> **Exercise requirements**:
What number of lines contain the word "růst"? Reply with the number and nothing else.

#####

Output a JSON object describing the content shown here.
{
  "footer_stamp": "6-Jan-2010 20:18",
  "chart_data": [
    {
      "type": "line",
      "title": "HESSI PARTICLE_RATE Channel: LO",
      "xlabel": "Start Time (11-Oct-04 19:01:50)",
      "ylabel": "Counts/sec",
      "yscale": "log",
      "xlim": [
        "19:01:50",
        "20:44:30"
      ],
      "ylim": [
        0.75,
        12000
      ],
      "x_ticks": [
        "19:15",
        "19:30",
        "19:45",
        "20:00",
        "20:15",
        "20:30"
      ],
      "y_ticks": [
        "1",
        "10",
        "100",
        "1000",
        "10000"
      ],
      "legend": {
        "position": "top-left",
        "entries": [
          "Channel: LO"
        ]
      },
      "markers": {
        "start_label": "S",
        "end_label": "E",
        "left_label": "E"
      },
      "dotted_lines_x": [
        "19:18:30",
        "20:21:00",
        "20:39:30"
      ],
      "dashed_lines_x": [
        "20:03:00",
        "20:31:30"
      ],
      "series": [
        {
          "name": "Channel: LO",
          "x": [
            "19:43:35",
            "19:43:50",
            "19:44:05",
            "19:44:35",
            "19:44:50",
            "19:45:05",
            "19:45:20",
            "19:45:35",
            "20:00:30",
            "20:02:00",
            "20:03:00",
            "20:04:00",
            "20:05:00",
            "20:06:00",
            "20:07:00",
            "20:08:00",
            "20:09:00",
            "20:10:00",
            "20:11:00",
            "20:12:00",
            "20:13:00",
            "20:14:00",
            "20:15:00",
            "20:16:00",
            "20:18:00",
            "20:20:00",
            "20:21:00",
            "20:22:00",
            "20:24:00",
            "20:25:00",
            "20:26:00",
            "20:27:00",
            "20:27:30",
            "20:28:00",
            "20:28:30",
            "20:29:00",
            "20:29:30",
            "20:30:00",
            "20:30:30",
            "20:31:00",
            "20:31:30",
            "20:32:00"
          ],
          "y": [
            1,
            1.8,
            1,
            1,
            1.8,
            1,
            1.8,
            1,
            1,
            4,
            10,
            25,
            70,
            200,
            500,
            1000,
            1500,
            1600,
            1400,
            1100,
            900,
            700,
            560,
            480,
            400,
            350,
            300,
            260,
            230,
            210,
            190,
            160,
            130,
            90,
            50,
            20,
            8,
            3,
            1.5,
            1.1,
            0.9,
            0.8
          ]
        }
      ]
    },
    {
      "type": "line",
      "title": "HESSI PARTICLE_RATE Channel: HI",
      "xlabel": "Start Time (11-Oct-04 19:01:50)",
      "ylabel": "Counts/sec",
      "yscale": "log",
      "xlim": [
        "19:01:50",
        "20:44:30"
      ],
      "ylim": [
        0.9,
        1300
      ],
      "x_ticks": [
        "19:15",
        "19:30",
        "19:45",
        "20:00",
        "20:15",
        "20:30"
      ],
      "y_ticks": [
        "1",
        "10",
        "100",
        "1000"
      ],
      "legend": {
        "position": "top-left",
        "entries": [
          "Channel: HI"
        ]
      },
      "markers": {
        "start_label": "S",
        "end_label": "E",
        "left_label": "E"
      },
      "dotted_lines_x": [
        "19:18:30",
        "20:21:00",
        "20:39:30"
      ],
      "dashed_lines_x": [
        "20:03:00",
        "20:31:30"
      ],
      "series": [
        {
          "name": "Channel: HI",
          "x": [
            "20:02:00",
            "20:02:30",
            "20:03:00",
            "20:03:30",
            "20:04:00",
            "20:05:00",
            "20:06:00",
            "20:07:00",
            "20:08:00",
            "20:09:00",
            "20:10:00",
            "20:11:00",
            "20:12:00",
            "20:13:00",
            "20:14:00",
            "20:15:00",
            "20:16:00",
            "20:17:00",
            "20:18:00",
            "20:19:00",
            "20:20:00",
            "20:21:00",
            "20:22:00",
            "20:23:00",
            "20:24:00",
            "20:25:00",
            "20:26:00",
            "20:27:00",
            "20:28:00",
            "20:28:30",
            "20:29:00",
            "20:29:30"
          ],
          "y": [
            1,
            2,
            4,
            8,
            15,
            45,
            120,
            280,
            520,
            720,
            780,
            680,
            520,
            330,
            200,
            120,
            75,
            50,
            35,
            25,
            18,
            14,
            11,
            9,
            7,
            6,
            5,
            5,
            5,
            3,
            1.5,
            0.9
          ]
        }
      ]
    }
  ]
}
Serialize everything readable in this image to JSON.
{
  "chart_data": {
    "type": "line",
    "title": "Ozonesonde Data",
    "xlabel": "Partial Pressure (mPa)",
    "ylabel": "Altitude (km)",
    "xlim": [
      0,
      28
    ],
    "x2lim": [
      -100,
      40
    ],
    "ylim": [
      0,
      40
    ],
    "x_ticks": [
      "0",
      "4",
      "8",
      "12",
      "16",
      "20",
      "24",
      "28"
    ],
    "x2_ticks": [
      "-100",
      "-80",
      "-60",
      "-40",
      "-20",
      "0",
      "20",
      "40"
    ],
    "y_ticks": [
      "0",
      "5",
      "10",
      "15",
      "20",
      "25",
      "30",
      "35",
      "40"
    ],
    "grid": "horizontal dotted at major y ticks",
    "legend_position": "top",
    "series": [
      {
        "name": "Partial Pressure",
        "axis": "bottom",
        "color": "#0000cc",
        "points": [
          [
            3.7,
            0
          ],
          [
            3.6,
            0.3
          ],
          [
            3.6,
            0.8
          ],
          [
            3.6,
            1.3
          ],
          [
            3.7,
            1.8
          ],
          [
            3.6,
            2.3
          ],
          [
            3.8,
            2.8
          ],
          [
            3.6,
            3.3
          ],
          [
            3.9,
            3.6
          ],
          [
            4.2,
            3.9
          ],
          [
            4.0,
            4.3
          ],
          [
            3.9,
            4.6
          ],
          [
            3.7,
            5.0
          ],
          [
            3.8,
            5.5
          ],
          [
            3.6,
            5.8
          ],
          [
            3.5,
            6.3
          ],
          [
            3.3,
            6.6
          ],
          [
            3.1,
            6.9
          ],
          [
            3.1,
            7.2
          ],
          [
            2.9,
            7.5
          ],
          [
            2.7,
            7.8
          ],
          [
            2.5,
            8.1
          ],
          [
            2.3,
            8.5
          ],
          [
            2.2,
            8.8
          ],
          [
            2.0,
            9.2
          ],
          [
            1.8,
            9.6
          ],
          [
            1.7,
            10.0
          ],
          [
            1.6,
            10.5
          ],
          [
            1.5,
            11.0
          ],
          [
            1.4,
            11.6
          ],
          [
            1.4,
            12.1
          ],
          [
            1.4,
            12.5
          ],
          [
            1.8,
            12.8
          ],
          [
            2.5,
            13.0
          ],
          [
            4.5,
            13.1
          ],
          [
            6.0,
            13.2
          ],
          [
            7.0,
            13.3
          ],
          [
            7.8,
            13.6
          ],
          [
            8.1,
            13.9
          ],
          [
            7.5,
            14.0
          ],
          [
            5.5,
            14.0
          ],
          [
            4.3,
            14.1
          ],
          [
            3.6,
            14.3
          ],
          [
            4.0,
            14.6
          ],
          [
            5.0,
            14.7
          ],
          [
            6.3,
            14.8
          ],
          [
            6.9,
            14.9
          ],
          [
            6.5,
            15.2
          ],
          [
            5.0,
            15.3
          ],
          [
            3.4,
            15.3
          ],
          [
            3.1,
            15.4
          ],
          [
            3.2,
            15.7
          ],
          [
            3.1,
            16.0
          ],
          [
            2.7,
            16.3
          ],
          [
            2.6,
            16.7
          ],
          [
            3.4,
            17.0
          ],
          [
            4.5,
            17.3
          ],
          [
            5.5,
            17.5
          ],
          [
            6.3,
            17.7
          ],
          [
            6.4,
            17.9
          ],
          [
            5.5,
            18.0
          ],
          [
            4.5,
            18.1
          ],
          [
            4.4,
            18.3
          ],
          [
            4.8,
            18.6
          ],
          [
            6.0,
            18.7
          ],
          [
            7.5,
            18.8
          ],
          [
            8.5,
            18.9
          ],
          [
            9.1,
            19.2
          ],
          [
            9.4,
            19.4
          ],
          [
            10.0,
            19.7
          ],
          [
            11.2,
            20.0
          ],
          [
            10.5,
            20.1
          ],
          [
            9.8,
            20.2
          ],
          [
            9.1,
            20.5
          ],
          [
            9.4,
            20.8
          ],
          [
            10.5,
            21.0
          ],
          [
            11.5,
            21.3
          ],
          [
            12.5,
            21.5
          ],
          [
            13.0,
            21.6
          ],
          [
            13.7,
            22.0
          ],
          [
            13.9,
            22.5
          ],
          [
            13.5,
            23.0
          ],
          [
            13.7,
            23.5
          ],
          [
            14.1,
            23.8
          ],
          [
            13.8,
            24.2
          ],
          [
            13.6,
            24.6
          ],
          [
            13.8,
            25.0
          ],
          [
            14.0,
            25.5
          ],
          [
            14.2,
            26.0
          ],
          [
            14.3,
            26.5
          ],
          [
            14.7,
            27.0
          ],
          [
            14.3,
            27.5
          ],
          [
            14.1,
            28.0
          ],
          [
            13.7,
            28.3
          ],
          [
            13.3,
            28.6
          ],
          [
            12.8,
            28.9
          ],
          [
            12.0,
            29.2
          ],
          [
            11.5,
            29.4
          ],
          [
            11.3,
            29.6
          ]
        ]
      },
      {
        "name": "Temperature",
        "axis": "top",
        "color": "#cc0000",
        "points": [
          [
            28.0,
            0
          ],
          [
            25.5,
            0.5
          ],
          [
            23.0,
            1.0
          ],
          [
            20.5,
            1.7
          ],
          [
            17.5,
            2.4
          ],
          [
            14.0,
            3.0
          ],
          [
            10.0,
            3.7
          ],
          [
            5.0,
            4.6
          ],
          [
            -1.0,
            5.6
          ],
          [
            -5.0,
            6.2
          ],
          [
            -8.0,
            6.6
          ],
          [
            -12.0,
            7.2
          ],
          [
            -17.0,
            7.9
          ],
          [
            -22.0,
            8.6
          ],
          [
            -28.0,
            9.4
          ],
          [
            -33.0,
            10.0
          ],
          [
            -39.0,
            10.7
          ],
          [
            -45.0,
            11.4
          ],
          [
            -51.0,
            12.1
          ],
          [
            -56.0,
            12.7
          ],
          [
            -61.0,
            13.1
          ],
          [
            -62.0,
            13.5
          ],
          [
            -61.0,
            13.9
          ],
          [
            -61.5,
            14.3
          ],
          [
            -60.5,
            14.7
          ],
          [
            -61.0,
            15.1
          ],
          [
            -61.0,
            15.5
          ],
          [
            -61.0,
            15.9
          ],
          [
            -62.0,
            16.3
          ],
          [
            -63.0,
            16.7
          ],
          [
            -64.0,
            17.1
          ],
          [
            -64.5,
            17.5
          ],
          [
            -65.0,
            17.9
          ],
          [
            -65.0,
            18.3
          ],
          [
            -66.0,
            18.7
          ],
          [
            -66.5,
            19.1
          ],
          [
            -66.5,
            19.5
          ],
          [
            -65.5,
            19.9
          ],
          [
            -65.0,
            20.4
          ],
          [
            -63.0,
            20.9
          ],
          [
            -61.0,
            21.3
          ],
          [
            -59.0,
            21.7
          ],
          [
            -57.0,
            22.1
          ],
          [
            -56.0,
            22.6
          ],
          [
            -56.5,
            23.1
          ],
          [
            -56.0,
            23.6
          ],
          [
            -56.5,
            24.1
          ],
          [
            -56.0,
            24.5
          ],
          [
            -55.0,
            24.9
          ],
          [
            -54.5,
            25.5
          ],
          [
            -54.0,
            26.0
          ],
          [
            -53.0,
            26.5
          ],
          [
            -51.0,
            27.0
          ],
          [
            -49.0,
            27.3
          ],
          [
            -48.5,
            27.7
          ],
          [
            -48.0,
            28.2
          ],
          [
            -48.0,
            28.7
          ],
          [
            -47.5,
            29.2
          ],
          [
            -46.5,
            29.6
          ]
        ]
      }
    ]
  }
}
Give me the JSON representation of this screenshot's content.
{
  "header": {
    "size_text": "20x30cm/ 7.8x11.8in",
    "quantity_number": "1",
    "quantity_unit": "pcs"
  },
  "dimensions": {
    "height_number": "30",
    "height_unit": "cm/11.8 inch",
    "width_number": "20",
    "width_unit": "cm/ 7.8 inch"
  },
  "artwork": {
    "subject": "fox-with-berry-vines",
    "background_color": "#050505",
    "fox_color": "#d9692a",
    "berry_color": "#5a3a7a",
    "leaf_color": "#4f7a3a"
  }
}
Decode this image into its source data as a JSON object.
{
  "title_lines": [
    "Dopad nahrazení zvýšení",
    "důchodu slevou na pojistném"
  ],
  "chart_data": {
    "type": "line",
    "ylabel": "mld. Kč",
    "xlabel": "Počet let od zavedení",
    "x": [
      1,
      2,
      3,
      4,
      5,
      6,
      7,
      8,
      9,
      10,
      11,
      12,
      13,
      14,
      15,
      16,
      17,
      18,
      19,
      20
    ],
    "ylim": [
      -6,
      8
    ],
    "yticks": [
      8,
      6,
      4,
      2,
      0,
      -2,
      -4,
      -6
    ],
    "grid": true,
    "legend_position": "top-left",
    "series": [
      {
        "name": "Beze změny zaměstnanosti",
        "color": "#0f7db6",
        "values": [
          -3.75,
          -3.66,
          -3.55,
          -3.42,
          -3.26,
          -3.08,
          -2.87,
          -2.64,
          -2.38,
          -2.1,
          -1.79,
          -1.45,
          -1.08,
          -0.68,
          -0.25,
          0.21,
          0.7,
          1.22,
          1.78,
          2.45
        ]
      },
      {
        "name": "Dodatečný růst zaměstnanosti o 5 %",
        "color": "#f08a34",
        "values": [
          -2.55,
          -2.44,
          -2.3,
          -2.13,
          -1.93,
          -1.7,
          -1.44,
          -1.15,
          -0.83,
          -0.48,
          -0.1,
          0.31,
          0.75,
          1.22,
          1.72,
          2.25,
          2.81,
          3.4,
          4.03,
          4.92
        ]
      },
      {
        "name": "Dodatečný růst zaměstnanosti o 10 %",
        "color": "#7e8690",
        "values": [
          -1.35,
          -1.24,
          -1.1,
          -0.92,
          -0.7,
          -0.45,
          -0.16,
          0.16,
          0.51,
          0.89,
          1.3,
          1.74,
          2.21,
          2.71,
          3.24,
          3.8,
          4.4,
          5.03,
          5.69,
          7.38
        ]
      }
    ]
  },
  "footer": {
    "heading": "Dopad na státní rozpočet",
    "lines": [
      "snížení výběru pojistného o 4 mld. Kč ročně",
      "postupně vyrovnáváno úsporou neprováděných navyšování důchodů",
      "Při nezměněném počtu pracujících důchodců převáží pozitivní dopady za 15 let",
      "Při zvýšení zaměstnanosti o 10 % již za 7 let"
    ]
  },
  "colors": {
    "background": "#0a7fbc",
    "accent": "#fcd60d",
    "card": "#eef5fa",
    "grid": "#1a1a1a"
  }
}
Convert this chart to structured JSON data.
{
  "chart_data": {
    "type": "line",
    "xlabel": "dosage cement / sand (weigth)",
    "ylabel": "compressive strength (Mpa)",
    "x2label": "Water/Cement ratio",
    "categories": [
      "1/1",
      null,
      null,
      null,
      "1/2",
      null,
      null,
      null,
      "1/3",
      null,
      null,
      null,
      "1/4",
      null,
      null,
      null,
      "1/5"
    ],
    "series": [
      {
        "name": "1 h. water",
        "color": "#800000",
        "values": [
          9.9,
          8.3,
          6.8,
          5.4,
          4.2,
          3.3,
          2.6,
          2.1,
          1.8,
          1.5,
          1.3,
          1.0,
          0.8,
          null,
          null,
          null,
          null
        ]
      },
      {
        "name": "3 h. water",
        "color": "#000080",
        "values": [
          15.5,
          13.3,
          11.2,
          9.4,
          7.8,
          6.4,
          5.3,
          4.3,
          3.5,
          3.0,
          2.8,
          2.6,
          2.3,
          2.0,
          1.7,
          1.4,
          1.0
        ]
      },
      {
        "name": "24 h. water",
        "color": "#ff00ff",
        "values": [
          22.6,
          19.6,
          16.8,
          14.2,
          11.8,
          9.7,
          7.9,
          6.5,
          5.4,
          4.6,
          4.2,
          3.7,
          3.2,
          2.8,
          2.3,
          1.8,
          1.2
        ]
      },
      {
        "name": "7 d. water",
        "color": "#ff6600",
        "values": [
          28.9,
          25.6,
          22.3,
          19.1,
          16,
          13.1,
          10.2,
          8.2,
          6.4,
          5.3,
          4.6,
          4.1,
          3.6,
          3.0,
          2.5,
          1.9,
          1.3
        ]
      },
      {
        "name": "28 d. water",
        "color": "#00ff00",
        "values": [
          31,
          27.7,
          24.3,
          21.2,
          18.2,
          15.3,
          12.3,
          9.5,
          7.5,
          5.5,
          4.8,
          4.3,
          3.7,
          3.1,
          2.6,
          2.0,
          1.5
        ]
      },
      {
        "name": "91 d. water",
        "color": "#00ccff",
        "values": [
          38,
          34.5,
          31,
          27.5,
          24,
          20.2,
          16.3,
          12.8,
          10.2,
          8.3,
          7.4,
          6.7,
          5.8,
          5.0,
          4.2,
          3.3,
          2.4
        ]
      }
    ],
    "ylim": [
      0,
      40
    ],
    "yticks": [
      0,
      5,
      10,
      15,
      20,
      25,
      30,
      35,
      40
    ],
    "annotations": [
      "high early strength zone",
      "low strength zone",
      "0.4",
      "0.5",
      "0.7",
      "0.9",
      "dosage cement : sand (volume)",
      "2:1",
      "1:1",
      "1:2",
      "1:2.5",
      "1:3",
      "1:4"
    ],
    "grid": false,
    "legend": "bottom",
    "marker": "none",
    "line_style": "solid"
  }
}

#####

> **Result below**:
2